> [Data]

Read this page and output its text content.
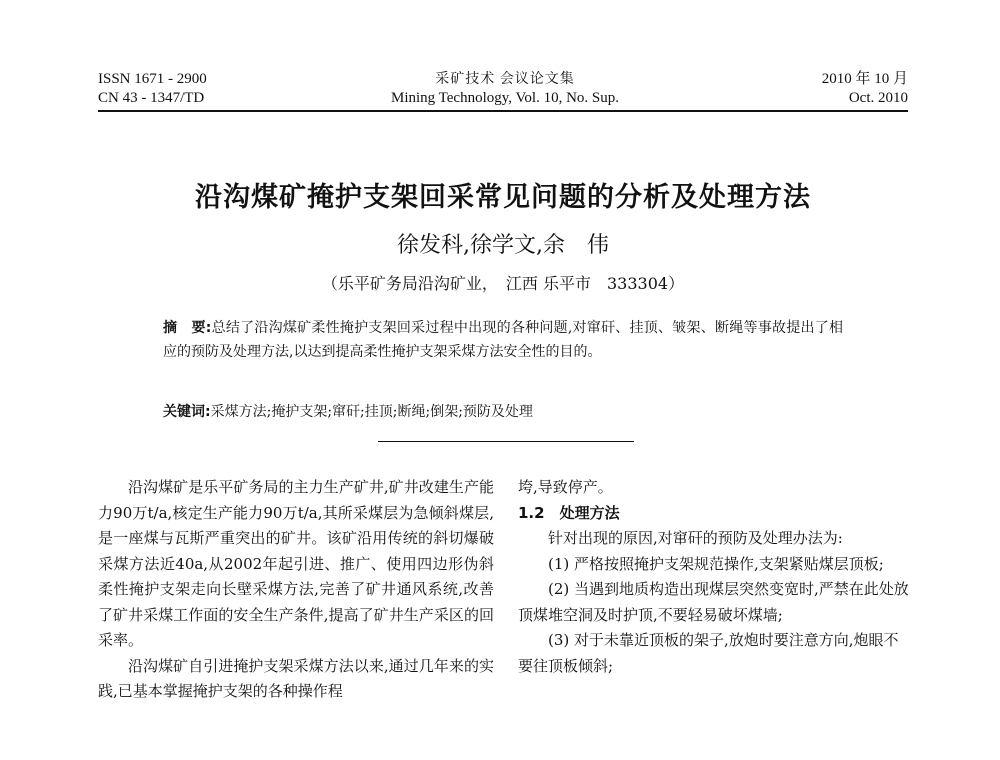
ISSN 1671 - 2900
CN 43 - 1347/TD
采矿技术 会议论文集
Mining Technology, Vol. 10, No. Sup.
2010 年 10 月
Oct. 2010
沿沟煤矿掩护支架回采常见问题的分析及处理方法
徐发科,徐学文,余　伟
（乐平矿务局沿沟矿业，　江西 乐平市　333304）
摘　要:总结了沿沟煤矿柔性掩护支架回采过程中出现的各种问题,对窜矸、挂顶、皱架、断绳等事故提出了相应的预防及处理方法,以达到提高柔性掩护支架采煤方法安全性的目的。
关键词:采煤方法;掩护支架;窜矸;挂顶;断绳;倒架;预防及处理

沿沟煤矿是乐平矿务局的主力生产矿井,矿井改建生产能力90万t/a,核定生产能力90万t/a,其所采煤层为急倾斜煤层,是一座煤与瓦斯严重突出的矿井。该矿沿用传统的斜切爆破采煤方法近40a,从2002年起引进、推广、使用四边形伪斜柔性掩护支架走向长壁采煤方法,完善了矿井通风系统,改善了矿井采煤工作面的安全生产条件,提高了矿井生产采区的回采率。

沿沟煤矿自引进掩护支架采煤方法以来,通过几年来的实践,已基本掌握掩护支架的各种操作程

垮,导致停产。

1.2　处理方法

针对出现的原因,对窜矸的预防及处理办法为:

(1) 严格按照掩护支架规范操作,支架紧贴煤层顶板;

(2) 当遇到地质构造出现煤层突然变宽时,严禁在此处放顶煤堆空洞及时护顶,不要轻易破坏煤墙;

(3) 对于未靠近顶板的架子,放炮时要注意方向,炮眼不要往顶板倾斜;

> [Task instructions] Output the entries above exactly. Drop the pictures.

> [Result]
Read this page and output its text content.
ISSN 1671 - 2900
CN 43 - 1347/TD
采矿技术 会议论文集
Mining Technology, Vol. 10, No. Sup.
2010 年 10 月
Oct. 2010
沿沟煤矿掩护支架回采常见问题的分析及处理方法
徐发科,徐学文,余　伟
（乐平矿务局沿沟矿业，　江西 乐平市　333304）
摘　要:总结了沿沟煤矿柔性掩护支架回采过程中出现的各种问题,对窜矸、挂顶、皱架、断绳等事故提出了相应的预防及处理方法,以达到提高柔性掩护支架采煤方法安全性的目的。
关键词:采煤方法;掩护支架;窜矸;挂顶;断绳;倒架;预防及处理

沿沟煤矿是乐平矿务局的主力生产矿井,矿井改建生产能力90万t/a,核定生产能力90万t/a,其所采煤层为急倾斜煤层,是一座煤与瓦斯严重突出的矿井。该矿沿用传统的斜切爆破采煤方法近40a,从2002年起引进、推广、使用四边形伪斜柔性掩护支架走向长壁采煤方法,完善了矿井通风系统,改善了矿井采煤工作面的安全生产条件,提高了矿井生产采区的回采率。

沿沟煤矿自引进掩护支架采煤方法以来,通过几年来的实践,已基本掌握掩护支架的各种操作程

垮,导致停产。

1.2　处理方法

针对出现的原因,对窜矸的预防及处理办法为:

(1) 严格按照掩护支架规范操作,支架紧贴煤层顶板;

(2) 当遇到地质构造出现煤层突然变宽时,严禁在此处放顶煤堆空洞及时护顶,不要轻易破坏煤墙;

(3) 对于未靠近顶板的架子,放炮时要注意方向,炮眼不要往顶板倾斜;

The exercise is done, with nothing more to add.